Rows from a figure dataset
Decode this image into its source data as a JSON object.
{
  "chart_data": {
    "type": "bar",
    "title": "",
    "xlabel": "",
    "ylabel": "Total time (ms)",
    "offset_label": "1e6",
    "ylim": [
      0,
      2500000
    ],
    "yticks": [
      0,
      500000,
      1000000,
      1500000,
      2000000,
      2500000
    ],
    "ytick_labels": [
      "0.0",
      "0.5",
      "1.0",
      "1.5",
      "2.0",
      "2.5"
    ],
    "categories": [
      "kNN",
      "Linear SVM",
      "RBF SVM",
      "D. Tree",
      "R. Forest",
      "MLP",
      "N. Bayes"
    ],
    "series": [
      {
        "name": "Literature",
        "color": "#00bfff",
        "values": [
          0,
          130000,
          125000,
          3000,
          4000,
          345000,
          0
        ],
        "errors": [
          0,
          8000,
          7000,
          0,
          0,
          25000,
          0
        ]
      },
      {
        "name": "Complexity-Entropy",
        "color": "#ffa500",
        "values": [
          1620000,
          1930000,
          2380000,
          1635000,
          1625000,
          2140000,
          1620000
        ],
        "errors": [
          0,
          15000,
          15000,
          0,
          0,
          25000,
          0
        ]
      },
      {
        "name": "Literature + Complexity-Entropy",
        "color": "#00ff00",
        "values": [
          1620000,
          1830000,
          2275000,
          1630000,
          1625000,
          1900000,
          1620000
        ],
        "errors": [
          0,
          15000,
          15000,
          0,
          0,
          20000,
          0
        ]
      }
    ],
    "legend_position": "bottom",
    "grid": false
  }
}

* **GIVEN EXERCISE**: Please output the entries above, every line exactly as it reads.

* **WRITTEN ANSWER**:
Decode this image into its source data as a JSON object.
{
  "chart_data": {
    "type": "bar",
    "title": "",
    "xlabel": "",
    "ylabel": "Total time (ms)",
    "offset_label": "1e6",
    "ylim": [
      0,
      2500000
    ],
    "yticks": [
      0,
      500000,
      1000000,
      1500000,
      2000000,
      2500000
    ],
    "ytick_labels": [
      "0.0",
      "0.5",
      "1.0",
      "1.5",
      "2.0",
      "2.5"
    ],
    "categories": [
      "kNN",
      "Linear SVM",
      "RBF SVM",
      "D. Tree",
      "R. Forest",
      "MLP",
      "N. Bayes"
    ],
    "series": [
      {
        "name": "Literature",
        "color": "#00bfff",
        "values": [
          0,
          130000,
          125000,
          3000,
          4000,
          345000,
          0
        ],
        "errors": [
          0,
          8000,
          7000,
          0,
          0,
          25000,
          0
        ]
      },
      {
        "name": "Complexity-Entropy",
        "color": "#ffa500",
        "values": [
          1620000,
          1930000,
          2380000,
          1635000,
          1625000,
          2140000,
          1620000
        ],
        "errors": [
          0,
          15000,
          15000,
          0,
          0,
          25000,
          0
        ]
      },
      {
        "name": "Literature + Complexity-Entropy",
        "color": "#00ff00",
        "values": [
          1620000,
          1830000,
          2275000,
          1630000,
          1625000,
          1900000,
          1620000
        ],
        "errors": [
          0,
          15000,
          15000,
          0,
          0,
          20000,
          0
        ]
      }
    ],
    "legend_position": "bottom",
    "grid": false
  }
}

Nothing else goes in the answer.